| Given exercise |
Could you copy every line from the material below in which "골드만이" appears?

Excerpt from a dataset:
- - - - - - -

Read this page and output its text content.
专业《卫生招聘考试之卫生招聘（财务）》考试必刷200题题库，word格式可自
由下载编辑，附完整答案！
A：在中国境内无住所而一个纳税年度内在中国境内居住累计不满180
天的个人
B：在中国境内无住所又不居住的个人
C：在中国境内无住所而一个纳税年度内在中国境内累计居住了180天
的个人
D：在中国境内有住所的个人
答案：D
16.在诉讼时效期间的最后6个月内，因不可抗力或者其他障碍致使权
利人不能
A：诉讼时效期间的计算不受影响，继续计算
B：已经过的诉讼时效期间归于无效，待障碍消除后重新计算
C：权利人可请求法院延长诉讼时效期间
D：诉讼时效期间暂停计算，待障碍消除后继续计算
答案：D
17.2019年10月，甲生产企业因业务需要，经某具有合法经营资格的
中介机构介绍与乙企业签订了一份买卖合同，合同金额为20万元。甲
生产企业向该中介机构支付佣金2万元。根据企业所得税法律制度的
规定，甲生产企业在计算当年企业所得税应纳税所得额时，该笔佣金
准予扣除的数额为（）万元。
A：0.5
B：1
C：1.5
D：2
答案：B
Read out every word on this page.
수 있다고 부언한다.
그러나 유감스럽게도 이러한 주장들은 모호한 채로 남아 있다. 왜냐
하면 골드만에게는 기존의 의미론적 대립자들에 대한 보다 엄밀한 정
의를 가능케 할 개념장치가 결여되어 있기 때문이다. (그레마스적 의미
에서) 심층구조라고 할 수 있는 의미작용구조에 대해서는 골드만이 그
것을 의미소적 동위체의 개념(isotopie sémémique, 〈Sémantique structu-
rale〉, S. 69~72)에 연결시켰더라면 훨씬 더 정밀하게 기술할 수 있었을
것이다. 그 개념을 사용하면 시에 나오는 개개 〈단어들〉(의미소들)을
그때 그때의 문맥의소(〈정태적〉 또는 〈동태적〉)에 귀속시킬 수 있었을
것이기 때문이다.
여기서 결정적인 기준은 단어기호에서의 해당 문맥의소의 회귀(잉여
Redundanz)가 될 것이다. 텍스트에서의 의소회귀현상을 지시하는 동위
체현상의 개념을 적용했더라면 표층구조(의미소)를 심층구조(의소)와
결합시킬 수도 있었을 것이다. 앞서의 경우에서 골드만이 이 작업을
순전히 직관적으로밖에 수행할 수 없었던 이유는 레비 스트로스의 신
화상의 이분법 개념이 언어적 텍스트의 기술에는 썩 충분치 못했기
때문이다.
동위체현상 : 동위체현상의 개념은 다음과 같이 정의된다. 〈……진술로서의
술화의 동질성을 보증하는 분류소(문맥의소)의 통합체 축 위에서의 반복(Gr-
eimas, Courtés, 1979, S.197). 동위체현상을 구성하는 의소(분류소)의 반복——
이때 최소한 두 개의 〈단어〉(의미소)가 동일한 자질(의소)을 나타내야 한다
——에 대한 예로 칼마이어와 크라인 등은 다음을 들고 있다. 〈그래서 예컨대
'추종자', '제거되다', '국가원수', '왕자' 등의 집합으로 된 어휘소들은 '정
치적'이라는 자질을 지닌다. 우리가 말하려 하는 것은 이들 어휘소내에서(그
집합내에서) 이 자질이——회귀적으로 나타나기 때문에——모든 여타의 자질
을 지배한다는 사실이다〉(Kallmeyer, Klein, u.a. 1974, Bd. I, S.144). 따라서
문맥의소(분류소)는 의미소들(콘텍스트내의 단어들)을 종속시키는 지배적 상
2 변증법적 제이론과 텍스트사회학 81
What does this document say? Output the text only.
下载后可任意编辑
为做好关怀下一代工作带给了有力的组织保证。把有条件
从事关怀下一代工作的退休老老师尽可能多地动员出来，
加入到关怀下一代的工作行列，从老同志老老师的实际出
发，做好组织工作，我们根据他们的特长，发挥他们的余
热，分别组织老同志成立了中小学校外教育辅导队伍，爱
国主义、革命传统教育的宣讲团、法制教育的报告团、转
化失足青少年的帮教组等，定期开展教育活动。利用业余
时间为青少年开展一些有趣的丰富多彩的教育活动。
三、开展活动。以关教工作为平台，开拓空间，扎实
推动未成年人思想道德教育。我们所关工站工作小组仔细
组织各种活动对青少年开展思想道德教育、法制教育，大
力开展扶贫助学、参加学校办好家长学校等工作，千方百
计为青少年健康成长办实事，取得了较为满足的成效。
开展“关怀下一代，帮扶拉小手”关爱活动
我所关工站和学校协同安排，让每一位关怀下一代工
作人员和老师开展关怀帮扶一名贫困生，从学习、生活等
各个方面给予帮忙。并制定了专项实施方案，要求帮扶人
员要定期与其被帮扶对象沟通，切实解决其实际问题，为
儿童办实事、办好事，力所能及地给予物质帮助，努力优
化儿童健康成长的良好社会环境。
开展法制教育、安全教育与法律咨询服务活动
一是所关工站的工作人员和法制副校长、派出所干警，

- - - - - - -

| Written response |
에서) 심층구조라고 할 수 있는 의미작용구조에 대해서는 골드만이 그
결합시킬 수도 있었을 것이다. 앞서의 경우에서 골드만이 이 작업을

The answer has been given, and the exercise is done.